● Saved entries:
◆ ◆ ◆ ◆ ◆ ◆ ◆

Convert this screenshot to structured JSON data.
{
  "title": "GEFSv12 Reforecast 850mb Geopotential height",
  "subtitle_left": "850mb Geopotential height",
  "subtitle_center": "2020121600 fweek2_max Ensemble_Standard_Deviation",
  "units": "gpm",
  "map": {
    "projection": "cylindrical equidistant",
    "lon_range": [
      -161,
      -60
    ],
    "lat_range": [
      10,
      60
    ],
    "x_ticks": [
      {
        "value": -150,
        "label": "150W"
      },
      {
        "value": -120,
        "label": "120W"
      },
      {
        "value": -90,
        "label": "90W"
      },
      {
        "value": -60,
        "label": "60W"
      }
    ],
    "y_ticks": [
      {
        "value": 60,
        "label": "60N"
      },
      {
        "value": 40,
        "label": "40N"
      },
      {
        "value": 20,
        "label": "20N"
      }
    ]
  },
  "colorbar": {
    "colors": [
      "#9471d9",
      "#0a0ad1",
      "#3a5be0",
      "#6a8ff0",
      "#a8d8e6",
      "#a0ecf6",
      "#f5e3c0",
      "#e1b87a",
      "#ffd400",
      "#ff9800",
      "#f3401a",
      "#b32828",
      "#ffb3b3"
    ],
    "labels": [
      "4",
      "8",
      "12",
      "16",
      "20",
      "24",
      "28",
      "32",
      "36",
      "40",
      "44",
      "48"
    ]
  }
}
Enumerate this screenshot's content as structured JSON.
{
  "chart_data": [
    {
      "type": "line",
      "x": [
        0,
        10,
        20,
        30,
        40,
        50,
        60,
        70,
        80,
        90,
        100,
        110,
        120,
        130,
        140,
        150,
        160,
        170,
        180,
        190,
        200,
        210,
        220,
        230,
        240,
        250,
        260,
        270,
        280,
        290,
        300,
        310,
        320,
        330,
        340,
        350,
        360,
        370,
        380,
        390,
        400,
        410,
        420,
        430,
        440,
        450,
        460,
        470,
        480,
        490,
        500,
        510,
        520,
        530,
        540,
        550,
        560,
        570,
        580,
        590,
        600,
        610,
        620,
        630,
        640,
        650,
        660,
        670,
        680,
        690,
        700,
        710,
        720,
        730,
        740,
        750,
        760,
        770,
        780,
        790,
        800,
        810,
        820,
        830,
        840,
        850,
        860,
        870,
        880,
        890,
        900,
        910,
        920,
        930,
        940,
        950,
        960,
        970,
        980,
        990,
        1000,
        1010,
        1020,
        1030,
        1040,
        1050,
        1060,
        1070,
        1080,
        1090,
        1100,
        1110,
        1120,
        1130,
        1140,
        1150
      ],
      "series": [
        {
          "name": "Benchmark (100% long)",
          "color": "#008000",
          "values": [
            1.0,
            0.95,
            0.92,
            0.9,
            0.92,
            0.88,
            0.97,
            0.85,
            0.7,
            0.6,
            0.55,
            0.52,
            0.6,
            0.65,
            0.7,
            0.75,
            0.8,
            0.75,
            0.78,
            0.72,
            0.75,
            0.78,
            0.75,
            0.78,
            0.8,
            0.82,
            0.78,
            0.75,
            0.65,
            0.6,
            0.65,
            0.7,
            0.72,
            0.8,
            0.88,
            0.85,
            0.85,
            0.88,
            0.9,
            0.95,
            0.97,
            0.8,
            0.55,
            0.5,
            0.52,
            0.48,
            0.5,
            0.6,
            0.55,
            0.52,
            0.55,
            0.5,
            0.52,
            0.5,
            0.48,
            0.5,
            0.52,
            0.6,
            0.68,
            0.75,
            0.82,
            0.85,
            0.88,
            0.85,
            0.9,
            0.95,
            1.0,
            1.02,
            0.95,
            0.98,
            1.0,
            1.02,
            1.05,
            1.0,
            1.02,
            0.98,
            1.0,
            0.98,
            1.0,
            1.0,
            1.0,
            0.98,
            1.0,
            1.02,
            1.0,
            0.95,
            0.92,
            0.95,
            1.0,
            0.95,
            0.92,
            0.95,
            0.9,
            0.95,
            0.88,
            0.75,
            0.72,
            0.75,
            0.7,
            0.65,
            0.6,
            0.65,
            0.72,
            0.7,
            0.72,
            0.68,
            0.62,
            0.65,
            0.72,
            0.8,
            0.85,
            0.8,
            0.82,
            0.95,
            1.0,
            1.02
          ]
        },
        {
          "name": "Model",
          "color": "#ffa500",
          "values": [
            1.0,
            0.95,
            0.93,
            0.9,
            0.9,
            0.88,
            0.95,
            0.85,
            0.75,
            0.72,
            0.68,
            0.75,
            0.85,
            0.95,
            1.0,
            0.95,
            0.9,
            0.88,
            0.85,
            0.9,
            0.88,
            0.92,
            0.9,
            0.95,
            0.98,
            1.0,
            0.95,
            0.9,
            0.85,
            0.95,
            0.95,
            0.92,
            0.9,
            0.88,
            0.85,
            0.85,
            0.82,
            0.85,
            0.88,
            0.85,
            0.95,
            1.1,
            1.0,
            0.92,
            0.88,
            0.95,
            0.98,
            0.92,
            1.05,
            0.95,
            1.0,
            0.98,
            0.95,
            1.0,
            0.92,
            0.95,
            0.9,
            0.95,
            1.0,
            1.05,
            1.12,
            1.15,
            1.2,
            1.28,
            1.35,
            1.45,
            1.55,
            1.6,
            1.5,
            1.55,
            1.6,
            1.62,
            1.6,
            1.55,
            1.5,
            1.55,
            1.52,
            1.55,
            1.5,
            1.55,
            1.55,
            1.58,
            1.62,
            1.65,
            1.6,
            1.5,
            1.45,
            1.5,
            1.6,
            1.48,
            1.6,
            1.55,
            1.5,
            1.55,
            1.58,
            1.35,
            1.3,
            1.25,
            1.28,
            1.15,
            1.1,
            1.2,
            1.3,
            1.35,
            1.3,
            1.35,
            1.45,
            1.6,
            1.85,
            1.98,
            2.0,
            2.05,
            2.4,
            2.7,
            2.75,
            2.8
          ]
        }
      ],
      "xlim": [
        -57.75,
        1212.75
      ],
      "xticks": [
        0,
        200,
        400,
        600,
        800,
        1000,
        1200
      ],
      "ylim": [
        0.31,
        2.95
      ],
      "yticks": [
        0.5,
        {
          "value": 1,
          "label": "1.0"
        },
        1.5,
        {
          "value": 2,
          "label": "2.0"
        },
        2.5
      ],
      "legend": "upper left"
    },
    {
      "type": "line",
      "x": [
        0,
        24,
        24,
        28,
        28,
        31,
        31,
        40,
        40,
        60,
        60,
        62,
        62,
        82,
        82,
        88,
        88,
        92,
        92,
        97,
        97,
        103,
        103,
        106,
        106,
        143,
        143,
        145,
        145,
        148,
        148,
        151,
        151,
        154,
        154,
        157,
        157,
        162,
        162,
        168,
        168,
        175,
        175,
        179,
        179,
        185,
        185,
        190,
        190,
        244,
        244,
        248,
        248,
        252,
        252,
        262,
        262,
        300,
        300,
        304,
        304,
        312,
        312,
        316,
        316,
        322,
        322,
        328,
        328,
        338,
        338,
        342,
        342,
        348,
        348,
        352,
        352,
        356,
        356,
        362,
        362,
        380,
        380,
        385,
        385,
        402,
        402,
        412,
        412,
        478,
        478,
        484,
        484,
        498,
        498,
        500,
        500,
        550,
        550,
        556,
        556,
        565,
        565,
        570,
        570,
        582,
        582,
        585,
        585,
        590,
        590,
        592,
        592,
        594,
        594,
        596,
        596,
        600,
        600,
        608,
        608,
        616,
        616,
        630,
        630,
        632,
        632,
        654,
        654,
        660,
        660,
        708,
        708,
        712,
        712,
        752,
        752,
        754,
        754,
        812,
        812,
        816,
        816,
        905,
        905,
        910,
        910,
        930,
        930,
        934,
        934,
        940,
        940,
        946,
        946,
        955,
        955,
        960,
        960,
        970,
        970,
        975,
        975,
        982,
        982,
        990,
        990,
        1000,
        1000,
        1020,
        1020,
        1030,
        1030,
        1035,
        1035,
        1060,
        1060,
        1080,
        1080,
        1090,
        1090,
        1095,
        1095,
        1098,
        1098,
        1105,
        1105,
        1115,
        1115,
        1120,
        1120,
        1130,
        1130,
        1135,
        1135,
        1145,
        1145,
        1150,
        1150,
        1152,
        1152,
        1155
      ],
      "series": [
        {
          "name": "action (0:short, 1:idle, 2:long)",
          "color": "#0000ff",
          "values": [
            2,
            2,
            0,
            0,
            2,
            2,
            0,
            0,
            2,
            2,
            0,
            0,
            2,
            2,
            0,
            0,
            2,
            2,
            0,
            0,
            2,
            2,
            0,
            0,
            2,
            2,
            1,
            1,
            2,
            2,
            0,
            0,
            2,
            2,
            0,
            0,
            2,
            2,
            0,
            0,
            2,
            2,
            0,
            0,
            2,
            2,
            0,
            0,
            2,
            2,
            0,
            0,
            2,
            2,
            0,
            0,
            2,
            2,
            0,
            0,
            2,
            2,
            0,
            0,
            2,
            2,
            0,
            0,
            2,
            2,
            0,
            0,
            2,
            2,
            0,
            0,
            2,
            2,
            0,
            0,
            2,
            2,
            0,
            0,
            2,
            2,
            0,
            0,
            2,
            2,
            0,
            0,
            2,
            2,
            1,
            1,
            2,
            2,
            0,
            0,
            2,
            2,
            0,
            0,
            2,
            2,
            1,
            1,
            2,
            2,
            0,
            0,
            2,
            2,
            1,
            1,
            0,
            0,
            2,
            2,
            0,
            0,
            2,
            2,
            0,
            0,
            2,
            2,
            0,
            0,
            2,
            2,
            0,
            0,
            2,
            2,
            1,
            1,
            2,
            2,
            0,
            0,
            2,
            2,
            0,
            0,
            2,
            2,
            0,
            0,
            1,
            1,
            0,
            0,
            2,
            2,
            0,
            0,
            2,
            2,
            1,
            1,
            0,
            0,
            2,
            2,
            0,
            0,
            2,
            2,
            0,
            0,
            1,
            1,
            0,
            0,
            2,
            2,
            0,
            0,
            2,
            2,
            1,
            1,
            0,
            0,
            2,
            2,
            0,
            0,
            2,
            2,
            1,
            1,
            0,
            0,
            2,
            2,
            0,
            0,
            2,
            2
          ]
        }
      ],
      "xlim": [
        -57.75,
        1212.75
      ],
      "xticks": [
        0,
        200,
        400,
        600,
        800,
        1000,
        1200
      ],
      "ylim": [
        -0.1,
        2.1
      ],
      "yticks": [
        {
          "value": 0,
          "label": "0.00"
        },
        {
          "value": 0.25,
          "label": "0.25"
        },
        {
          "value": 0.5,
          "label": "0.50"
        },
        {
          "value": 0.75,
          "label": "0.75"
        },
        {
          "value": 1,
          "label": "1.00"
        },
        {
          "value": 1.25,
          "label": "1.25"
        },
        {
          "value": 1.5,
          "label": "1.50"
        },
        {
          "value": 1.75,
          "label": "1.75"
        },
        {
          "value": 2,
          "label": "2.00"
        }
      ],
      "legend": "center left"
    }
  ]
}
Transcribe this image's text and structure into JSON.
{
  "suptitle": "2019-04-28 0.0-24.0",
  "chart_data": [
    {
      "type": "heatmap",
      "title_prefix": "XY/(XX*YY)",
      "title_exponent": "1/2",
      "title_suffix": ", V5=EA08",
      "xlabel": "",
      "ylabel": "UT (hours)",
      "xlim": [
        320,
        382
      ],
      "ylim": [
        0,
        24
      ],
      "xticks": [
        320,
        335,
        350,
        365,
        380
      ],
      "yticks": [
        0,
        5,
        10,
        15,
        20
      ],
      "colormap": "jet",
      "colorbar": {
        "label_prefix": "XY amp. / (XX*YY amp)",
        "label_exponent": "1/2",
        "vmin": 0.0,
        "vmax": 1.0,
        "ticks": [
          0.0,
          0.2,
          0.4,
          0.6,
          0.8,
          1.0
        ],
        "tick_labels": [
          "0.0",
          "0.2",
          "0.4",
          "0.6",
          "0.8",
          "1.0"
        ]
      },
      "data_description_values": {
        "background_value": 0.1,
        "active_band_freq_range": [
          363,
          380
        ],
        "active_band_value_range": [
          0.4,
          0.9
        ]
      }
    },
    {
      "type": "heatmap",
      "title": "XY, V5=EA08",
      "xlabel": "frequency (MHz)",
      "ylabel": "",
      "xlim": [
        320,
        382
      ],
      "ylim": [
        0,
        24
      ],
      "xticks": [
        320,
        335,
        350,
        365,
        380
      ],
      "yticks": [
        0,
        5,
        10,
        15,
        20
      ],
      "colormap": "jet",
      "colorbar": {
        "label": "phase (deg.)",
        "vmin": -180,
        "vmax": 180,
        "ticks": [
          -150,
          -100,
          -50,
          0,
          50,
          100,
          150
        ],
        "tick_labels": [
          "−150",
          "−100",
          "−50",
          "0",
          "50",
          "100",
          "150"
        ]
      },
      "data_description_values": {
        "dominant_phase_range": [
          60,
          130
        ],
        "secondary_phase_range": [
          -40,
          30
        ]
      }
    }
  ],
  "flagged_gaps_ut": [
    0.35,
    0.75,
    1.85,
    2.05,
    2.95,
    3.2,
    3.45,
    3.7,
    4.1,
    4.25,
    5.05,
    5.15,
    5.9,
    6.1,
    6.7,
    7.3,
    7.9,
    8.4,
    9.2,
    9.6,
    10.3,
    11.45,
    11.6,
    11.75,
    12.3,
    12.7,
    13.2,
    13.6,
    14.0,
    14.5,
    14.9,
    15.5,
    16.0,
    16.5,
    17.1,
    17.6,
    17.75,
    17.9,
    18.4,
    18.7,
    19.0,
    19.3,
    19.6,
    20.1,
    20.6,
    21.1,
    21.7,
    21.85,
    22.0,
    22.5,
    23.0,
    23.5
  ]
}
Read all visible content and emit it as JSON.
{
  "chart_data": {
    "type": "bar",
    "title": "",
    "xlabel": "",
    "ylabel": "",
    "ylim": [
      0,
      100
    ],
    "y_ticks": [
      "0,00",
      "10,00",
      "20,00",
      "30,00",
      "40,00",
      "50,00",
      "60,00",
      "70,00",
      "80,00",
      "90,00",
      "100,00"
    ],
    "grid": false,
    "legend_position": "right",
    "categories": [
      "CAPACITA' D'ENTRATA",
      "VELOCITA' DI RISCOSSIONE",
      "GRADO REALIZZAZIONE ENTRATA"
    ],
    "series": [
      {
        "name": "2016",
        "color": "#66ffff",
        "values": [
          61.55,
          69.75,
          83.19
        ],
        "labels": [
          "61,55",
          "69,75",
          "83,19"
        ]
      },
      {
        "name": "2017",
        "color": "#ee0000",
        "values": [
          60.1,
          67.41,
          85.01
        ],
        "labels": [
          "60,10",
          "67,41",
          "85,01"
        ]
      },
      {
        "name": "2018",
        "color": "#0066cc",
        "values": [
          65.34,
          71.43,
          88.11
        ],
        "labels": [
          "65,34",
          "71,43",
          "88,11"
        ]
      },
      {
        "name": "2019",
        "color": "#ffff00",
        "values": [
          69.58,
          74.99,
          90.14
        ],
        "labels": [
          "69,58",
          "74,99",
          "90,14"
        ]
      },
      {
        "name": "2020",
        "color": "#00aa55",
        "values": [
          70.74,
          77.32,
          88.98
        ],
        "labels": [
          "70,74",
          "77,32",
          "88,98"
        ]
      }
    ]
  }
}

◆ ◆ ◆ ◆ ◆ ◆ ◆

● Set exercise:
Identify the lines in the entries above that contain "screenshot", then copy them out.

● Answer in full:
Convert this screenshot to structured JSON data.
Enumerate this screenshot's content as structured JSON.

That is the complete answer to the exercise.